Alla Juve no, ma ha già raggiunto Napoli e Roma e sta iniziando a scavare un solco, speriamo che spalletti faccia danni.


----------



## Boomer (7 Agosto 2018)

Nils ha scritto:


> Alla Juve no, ma ha già raggiunto Napoli e Roma e sta iniziando a scavare un solco, speriamo che spalletti faccia danni.



Il napoli è la squadra peggiore tra le top 5.


----------



## Andreas89 (7 Agosto 2018)

juventino ha scritto:


> Handanovic
> Vrsaljko-Skriniar-De Vrij-Asamoah
> Brozovic-Modric
> Keita-Nainggolan-Perisic
> ...



Ma Keita sull'esterno lo depotenzi alla grande. E' una seconda punta.


----------



## Nils (7 Agosto 2018)

Boomer ha scritto:


> Il napoli è la squadra peggiore tra le top 5.



è la squadra dell'anno scorso con un Milic in più pertanto sulla carta come impianto di gioco è la migliore, sempre che Ancellotti non rompa il giocattolo.


----------



## Jackdvmilan (7 Agosto 2018)

- QUESITO PROPOSTO 1 -
Nella discussione calcistica, che tipo di giocatore è Keita secondo Andreas89?
- QUESITO PROPOSTO 2 -
Scrivi il seguito della discussione calcistica dopo l'ultima riga riportata.
L'elenco è materiale a sé, distinto dalla discussione calcistica.

- DATI RACCOLTI -
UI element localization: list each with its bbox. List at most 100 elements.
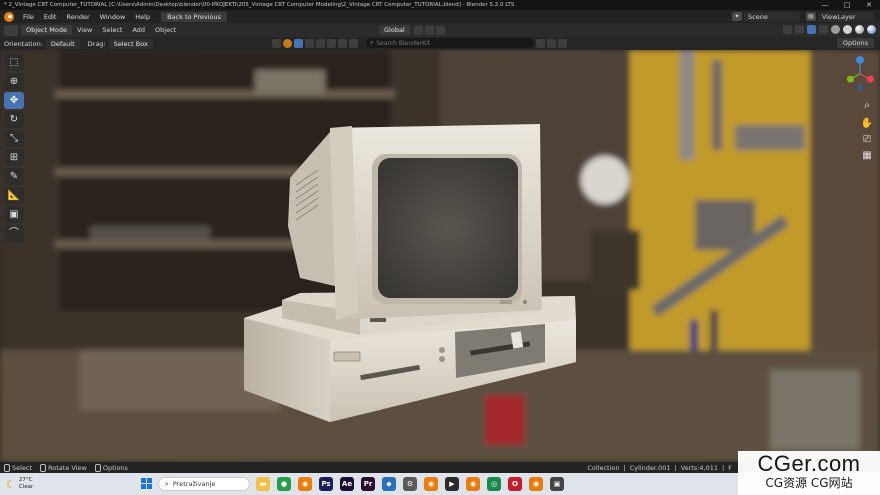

- SOLUZIONE ESERCIZIO 1 -
Una seconda punta.

- SOLUZIONE ESERCIZIO 2 -
Nils ha scritto:


> è la squadra dell'anno scorso con un Milic in più pertanto sulla carta come impianto di gioco è la migliore, sempre che Ancellotti non rompa il giocattolo.



Capiremo quanto era merito dei giocatori e quanto dell'allenatore  A me il Napoli come organico, non piace


----------



## folletto (7 Agosto 2018)

bmb ha scritto:


> Il prossimo anno voglio vedere come pagheranno quei 200-300 milioni di diritti di riscatto che hanno accumulato questa estate.



Io sarei curioso di sapere qualche dettaglio sul bilancio / situazione debitoria dell' inde


----------



## gabuz (7 Agosto 2018)

juventino ha scritto:


> Handanovic
> Vrsaljko-Skriniar-De Vrij-Asamoah
> Brozovic-Modric
> Keita-Nainggolan-Perisic
> ...



Metti giù il vostro 11 e non c'è proprio competizione. Non scherziamo.
Questa Inter sarà la 2a forza del campionato, ma non è affatto superiore a voi. Se poi aggiungiamo la panchina il divario aumenta.
Questo non significa che vincerete facilmente, perché poi il campionato può essere strano. Ma se devo scegliere sulla carta scelgo tutta la vita la vostra formazione, senza dubbio alcuno.


----------



## LadyRoss (7 Agosto 2018)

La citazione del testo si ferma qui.